Exactly as given, write out the lines from the one containing "Extract all readable text from this page." through the end of the listing, with both ends included and nothing else.

BEGIN

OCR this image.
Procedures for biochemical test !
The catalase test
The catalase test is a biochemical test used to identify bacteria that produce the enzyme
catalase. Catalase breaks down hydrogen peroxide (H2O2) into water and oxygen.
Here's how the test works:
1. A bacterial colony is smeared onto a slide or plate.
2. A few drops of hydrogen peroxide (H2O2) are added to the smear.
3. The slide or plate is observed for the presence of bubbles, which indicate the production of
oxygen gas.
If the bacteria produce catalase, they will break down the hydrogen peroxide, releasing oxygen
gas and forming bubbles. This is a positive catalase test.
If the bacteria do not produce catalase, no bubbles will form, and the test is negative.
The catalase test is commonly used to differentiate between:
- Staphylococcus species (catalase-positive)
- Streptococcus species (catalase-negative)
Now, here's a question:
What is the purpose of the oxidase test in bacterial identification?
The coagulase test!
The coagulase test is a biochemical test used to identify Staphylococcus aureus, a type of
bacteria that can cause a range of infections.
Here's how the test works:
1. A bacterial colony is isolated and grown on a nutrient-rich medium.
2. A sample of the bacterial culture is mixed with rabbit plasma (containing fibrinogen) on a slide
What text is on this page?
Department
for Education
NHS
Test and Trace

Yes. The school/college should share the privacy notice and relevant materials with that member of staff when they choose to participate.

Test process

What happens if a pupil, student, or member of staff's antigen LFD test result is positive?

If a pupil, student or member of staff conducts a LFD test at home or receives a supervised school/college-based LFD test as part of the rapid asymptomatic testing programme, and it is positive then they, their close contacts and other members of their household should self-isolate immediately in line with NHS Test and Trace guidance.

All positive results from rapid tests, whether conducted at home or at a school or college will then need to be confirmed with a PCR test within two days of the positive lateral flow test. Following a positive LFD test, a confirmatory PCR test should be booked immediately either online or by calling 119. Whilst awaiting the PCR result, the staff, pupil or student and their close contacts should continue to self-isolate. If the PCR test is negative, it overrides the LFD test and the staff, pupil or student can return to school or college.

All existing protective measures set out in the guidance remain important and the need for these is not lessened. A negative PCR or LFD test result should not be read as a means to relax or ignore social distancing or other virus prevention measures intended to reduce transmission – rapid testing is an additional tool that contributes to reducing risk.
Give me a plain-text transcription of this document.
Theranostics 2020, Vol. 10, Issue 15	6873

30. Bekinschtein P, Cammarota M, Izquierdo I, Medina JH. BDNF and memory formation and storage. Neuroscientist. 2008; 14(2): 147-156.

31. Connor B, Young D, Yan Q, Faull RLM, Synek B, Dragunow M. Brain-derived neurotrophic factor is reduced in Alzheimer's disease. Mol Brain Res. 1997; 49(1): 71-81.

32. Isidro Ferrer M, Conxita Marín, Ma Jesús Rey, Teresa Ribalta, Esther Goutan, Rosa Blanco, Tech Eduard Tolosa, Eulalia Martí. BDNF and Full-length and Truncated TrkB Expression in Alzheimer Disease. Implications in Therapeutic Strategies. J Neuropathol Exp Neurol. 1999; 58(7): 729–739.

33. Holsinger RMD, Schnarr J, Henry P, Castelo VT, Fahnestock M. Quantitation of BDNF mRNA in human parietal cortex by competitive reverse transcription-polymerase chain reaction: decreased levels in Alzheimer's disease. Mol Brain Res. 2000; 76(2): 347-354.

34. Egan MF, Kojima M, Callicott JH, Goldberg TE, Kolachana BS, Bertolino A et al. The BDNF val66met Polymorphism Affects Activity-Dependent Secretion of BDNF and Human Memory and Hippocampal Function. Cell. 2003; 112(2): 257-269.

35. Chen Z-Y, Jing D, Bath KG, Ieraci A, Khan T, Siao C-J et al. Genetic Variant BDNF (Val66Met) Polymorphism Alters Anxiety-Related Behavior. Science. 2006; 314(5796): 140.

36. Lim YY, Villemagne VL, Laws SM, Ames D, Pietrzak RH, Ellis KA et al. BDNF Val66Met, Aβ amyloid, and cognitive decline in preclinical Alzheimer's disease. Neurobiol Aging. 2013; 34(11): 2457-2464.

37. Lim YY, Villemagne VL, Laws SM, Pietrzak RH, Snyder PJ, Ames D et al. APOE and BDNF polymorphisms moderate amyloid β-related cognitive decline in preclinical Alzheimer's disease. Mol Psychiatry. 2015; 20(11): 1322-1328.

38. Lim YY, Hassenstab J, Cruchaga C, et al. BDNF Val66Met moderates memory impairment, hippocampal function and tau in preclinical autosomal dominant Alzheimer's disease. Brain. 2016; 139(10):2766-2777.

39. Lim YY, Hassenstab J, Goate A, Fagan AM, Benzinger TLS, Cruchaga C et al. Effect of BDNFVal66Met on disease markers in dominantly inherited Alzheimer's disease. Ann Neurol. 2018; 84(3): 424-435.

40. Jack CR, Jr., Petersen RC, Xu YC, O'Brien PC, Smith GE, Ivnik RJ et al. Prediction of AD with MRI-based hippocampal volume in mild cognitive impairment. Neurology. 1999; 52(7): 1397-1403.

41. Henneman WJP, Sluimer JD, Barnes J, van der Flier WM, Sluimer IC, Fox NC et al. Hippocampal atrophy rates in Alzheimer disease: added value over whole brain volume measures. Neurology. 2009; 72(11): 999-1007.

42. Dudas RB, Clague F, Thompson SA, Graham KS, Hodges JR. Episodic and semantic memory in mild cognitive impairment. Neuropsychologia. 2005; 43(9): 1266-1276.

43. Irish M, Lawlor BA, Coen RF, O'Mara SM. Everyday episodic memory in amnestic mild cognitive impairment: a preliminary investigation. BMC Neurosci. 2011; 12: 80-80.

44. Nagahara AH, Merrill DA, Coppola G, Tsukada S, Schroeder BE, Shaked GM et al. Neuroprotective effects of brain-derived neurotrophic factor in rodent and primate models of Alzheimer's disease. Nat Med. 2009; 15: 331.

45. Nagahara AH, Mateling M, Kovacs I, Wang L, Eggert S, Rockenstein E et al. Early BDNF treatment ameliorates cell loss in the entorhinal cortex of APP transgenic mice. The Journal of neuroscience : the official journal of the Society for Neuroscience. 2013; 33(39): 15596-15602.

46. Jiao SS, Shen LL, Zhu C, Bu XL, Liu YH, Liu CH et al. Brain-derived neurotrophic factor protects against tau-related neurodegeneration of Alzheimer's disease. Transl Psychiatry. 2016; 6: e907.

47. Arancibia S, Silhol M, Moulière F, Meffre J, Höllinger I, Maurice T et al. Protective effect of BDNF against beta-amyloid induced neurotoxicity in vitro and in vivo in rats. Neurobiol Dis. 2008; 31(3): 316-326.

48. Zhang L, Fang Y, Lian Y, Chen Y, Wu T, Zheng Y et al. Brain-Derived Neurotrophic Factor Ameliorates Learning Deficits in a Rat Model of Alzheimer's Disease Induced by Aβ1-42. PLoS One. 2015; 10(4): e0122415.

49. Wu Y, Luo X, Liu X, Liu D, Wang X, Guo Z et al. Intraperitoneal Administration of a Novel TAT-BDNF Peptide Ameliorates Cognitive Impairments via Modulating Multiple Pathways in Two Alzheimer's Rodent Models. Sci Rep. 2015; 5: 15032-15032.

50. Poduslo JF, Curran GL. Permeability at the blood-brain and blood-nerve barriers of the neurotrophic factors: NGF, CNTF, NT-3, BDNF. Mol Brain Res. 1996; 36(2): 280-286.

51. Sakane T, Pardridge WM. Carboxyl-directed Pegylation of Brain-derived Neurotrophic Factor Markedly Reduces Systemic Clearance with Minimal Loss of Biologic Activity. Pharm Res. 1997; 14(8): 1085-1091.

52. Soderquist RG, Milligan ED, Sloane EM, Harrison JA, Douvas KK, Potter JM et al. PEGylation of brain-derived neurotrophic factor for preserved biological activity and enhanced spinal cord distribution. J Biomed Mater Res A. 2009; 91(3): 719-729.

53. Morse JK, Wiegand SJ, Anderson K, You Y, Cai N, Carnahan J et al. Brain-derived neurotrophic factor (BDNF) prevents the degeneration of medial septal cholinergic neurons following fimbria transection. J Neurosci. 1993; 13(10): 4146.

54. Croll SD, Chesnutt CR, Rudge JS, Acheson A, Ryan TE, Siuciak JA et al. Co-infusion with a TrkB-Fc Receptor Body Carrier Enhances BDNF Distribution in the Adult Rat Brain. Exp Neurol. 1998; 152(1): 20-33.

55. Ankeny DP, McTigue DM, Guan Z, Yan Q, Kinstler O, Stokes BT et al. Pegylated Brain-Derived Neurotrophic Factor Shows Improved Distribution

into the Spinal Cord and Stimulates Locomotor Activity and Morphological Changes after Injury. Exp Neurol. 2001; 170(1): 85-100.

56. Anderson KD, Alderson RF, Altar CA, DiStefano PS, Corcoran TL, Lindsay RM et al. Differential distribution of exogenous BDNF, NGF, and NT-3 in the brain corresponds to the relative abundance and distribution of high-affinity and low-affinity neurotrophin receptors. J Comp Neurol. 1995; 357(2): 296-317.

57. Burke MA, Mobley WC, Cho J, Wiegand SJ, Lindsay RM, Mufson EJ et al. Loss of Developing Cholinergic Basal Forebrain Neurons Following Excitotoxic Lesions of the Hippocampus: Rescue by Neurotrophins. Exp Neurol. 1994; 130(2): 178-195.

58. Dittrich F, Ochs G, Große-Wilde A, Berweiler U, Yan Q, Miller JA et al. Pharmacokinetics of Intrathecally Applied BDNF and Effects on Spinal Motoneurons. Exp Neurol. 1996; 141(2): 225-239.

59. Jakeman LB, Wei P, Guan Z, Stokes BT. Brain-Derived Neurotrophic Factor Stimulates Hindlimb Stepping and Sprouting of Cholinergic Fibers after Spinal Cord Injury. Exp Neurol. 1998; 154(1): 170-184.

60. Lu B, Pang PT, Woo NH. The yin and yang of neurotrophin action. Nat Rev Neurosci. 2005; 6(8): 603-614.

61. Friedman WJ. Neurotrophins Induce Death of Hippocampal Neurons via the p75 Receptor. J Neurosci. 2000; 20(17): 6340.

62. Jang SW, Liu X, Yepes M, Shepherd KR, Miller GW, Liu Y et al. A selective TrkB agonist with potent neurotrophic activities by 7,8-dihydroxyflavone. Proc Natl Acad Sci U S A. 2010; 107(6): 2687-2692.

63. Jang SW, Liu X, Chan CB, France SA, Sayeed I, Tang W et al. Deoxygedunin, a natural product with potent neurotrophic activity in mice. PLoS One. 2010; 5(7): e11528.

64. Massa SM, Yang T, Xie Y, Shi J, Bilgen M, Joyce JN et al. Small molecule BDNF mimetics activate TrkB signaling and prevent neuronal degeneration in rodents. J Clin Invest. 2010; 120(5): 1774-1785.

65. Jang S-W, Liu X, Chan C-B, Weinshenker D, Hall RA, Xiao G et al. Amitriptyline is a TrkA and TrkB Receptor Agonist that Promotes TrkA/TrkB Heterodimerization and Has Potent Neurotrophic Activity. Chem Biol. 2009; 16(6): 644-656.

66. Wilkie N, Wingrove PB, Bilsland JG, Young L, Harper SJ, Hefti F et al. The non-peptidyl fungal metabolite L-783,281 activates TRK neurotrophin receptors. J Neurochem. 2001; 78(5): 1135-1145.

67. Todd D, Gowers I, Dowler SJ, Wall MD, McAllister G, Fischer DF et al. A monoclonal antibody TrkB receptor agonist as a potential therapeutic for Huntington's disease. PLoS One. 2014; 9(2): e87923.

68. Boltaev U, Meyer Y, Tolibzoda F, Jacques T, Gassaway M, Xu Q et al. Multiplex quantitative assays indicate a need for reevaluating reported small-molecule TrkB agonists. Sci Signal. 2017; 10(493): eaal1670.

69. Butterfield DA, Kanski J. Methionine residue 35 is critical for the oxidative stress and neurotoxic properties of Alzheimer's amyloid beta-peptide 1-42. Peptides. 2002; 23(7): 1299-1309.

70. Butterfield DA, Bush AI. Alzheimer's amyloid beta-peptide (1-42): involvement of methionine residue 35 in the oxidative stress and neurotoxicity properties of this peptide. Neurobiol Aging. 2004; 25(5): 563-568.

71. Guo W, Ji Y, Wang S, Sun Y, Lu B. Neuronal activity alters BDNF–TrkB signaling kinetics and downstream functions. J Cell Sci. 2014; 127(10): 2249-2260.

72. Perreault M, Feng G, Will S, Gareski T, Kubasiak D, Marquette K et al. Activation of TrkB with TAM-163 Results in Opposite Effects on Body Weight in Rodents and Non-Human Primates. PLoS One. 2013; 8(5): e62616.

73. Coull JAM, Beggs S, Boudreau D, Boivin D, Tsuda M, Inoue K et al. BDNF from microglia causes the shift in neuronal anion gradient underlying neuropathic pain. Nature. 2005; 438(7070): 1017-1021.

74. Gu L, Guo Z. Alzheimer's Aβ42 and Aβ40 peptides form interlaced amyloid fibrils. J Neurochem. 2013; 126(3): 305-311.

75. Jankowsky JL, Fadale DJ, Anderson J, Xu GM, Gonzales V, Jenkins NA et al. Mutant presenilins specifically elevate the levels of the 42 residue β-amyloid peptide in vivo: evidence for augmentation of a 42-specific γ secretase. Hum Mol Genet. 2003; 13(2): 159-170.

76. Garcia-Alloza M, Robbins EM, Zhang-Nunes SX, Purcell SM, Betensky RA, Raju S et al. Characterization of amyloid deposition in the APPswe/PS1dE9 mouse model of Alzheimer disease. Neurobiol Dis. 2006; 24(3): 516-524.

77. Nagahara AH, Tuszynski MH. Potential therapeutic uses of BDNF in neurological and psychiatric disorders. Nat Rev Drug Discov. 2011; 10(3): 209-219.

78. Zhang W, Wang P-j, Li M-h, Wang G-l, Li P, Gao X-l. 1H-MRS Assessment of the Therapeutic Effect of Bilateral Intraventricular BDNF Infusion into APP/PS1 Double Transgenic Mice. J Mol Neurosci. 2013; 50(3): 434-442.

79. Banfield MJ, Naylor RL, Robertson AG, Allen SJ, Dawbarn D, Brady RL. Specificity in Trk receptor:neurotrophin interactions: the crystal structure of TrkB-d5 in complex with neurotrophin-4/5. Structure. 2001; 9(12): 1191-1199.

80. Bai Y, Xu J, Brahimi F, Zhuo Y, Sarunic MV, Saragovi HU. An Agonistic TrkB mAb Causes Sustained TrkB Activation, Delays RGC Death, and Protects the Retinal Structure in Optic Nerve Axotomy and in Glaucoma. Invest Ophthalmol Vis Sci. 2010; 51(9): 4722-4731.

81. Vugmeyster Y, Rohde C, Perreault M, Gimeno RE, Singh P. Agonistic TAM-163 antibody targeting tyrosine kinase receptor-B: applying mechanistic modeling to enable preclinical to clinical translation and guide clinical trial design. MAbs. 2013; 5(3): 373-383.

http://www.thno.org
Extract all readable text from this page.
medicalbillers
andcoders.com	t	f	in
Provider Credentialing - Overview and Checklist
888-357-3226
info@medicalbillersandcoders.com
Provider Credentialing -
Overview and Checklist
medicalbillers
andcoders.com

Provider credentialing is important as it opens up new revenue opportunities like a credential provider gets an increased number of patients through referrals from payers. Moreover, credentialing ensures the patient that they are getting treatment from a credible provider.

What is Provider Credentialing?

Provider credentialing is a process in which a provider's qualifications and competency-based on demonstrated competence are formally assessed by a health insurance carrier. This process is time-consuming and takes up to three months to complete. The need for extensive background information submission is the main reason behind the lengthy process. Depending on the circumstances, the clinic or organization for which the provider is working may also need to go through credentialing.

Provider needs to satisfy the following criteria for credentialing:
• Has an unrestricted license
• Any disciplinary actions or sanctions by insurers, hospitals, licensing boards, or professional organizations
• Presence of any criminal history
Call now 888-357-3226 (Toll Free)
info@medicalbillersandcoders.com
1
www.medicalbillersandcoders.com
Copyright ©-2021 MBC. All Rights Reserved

END

Answer below:
Extract all readable text from this page.
medicalbillers
andcoders.com	t	f	in
Provider Credentialing - Overview and Checklist
888-357-3226
info@medicalbillersandcoders.com
Provider Credentialing -
Overview and Checklist
medicalbillers
andcoders.com

Provider credentialing is important as it opens up new revenue opportunities like a credential provider gets an increased number of patients through referrals from payers. Moreover, credentialing ensures the patient that they are getting treatment from a credible provider.

What is Provider Credentialing?

Provider credentialing is a process in which a provider's qualifications and competency-based on demonstrated competence are formally assessed by a health insurance carrier. This process is time-consuming and takes up to three months to complete. The need for extensive background information submission is the main reason behind the lengthy process. Depending on the circumstances, the clinic or organization for which the provider is working may also need to go through credentialing.

Provider needs to satisfy the following criteria for credentialing:
• Has an unrestricted license
• Any disciplinary actions or sanctions by insurers, hospitals, licensing boards, or professional organizations
• Presence of any criminal history
Call now 888-357-3226 (Toll Free)
info@medicalbillersandcoders.com
1
www.medicalbillersandcoders.com
Copyright ©-2021 MBC. All Rights Reserved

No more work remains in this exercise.